> _The exercise_: Quote every entry word for word.

══ The input ══

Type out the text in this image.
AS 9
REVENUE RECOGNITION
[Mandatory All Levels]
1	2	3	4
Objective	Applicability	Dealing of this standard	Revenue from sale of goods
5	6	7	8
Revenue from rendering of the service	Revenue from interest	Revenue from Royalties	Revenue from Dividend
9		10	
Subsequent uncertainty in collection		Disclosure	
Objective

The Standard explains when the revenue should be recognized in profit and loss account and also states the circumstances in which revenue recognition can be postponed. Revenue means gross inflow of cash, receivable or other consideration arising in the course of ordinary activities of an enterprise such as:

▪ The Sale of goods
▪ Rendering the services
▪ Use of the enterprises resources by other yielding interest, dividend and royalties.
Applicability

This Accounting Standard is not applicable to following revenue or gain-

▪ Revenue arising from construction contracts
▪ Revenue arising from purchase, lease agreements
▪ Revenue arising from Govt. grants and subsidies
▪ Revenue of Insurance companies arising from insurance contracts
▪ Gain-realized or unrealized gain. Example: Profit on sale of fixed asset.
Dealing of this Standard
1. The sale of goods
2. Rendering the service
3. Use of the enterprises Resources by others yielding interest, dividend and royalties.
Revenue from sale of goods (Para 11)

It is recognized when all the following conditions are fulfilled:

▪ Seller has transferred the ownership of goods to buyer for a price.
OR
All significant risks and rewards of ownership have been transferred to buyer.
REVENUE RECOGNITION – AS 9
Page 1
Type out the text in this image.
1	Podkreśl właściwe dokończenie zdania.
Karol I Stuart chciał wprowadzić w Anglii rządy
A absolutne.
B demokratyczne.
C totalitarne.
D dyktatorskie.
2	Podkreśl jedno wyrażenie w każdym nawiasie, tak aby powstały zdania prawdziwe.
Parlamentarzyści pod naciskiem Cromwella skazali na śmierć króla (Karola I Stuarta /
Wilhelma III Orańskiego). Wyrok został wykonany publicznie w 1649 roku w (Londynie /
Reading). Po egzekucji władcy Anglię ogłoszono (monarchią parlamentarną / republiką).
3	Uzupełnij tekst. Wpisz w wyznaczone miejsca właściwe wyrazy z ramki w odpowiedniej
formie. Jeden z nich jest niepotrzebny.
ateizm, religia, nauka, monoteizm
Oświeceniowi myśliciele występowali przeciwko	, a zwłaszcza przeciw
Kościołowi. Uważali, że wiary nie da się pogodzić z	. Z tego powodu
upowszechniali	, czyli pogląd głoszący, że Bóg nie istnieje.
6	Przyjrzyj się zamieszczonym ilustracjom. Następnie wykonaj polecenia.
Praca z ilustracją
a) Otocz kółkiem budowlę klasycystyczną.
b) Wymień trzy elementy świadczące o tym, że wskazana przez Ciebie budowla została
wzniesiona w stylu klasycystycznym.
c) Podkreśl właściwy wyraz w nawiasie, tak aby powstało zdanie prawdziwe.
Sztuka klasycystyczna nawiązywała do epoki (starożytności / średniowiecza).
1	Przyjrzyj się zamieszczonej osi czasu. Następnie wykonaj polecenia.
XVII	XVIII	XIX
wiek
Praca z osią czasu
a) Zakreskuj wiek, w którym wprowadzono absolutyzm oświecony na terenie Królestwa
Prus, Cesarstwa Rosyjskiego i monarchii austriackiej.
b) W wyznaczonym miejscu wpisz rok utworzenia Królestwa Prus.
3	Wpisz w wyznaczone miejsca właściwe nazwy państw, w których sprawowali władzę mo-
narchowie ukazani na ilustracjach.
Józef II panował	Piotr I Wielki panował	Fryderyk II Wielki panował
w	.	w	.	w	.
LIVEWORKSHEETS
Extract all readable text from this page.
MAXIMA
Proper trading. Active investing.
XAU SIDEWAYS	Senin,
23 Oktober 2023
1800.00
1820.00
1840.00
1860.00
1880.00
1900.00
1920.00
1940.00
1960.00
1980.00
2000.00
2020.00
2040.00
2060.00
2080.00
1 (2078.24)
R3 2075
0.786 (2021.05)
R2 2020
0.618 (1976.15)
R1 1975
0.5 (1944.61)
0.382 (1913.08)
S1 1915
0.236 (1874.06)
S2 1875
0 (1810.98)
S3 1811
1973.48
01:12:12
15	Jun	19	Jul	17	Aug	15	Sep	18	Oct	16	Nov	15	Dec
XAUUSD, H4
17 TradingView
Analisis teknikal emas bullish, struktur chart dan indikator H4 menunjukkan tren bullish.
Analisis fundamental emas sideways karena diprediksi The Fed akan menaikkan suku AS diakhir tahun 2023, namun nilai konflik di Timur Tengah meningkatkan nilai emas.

═══

> _Task output_:
Type out the text in this image.
AS 9
REVENUE RECOGNITION
[Mandatory All Levels]
1	2	3	4
Objective	Applicability	Dealing of this standard	Revenue from sale of goods
5	6	7	8
Revenue from rendering of the service	Revenue from interest	Revenue from Royalties	Revenue from Dividend
9		10	
Subsequent uncertainty in collection		Disclosure	
Objective

The Standard explains when the revenue should be recognized in profit and loss account and also states the circumstances in which revenue recognition can be postponed. Revenue means gross inflow of cash, receivable or other consideration arising in the course of ordinary activities of an enterprise such as:

▪ The Sale of goods
▪ Rendering the services
▪ Use of the enterprises resources by other yielding interest, dividend and royalties.
Applicability

This Accounting Standard is not applicable to following revenue or gain-

▪ Revenue arising from construction contracts
▪ Revenue arising from purchase, lease agreements
▪ Revenue arising from Govt. grants and subsidies
▪ Revenue of Insurance companies arising from insurance contracts
▪ Gain-realized or unrealized gain. Example: Profit on sale of fixed asset.
Dealing of this Standard
1. The sale of goods
2. Rendering the service
3. Use of the enterprises Resources by others yielding interest, dividend and royalties.
Revenue from sale of goods (Para 11)

It is recognized when all the following conditions are fulfilled:

▪ Seller has transferred the ownership of goods to buyer for a price.
OR
All significant risks and rewards of ownership have been transferred to buyer.
REVENUE RECOGNITION – AS 9
Page 1
Type out the text in this image.
1	Podkreśl właściwe dokończenie zdania.
Karol I Stuart chciał wprowadzić w Anglii rządy
A absolutne.
B demokratyczne.
C totalitarne.
D dyktatorskie.
2	Podkreśl jedno wyrażenie w każdym nawiasie, tak aby powstały zdania prawdziwe.
Parlamentarzyści pod naciskiem Cromwella skazali na śmierć króla (Karola I Stuarta /
Wilhelma III Orańskiego). Wyrok został wykonany publicznie w 1649 roku w (Londynie /
Reading). Po egzekucji władcy Anglię ogłoszono (monarchią parlamentarną / republiką).
3	Uzupełnij tekst. Wpisz w wyznaczone miejsca właściwe wyrazy z ramki w odpowiedniej
formie. Jeden z nich jest niepotrzebny.
ateizm, religia, nauka, monoteizm
Oświeceniowi myśliciele występowali przeciwko	, a zwłaszcza przeciw
Kościołowi. Uważali, że wiary nie da się pogodzić z	. Z tego powodu
upowszechniali	, czyli pogląd głoszący, że Bóg nie istnieje.
6	Przyjrzyj się zamieszczonym ilustracjom. Następnie wykonaj polecenia.
Praca z ilustracją
a) Otocz kółkiem budowlę klasycystyczną.
b) Wymień trzy elementy świadczące o tym, że wskazana przez Ciebie budowla została
wzniesiona w stylu klasycystycznym.
c) Podkreśl właściwy wyraz w nawiasie, tak aby powstało zdanie prawdziwe.
Sztuka klasycystyczna nawiązywała do epoki (starożytności / średniowiecza).
1	Przyjrzyj się zamieszczonej osi czasu. Następnie wykonaj polecenia.
XVII	XVIII	XIX
wiek
Praca z osią czasu
a) Zakreskuj wiek, w którym wprowadzono absolutyzm oświecony na terenie Królestwa
Prus, Cesarstwa Rosyjskiego i monarchii austriackiej.
b) W wyznaczonym miejscu wpisz rok utworzenia Królestwa Prus.
3	Wpisz w wyznaczone miejsca właściwe nazwy państw, w których sprawowali władzę mo-
narchowie ukazani na ilustracjach.
Józef II panował	Piotr I Wielki panował	Fryderyk II Wielki panował
w	.	w	.	w	.
LIVEWORKSHEETS
Extract all readable text from this page.
MAXIMA
Proper trading. Active investing.
XAU SIDEWAYS	Senin,
23 Oktober 2023
1800.00
1820.00
1840.00
1860.00
1880.00
1900.00
1920.00
1940.00
1960.00
1980.00
2000.00
2020.00
2040.00
2060.00
2080.00
1 (2078.24)
R3 2075
0.786 (2021.05)
R2 2020
0.618 (1976.15)
R1 1975
0.5 (1944.61)
0.382 (1913.08)
S1 1915
0.236 (1874.06)
S2 1875
0 (1810.98)
S3 1811
1973.48
01:12:12
15	Jun	19	Jul	17	Aug	15	Sep	18	Oct	16	Nov	15	Dec
XAUUSD, H4
17 TradingView
Analisis teknikal emas bullish, struktur chart dan indikator H4 menunjukkan tren bullish.
Analisis fundamental emas sideways karena diprediksi The Fed akan menaikkan suku AS diakhir tahun 2023, namun nilai konflik di Timur Tengah meningkatkan nilai emas.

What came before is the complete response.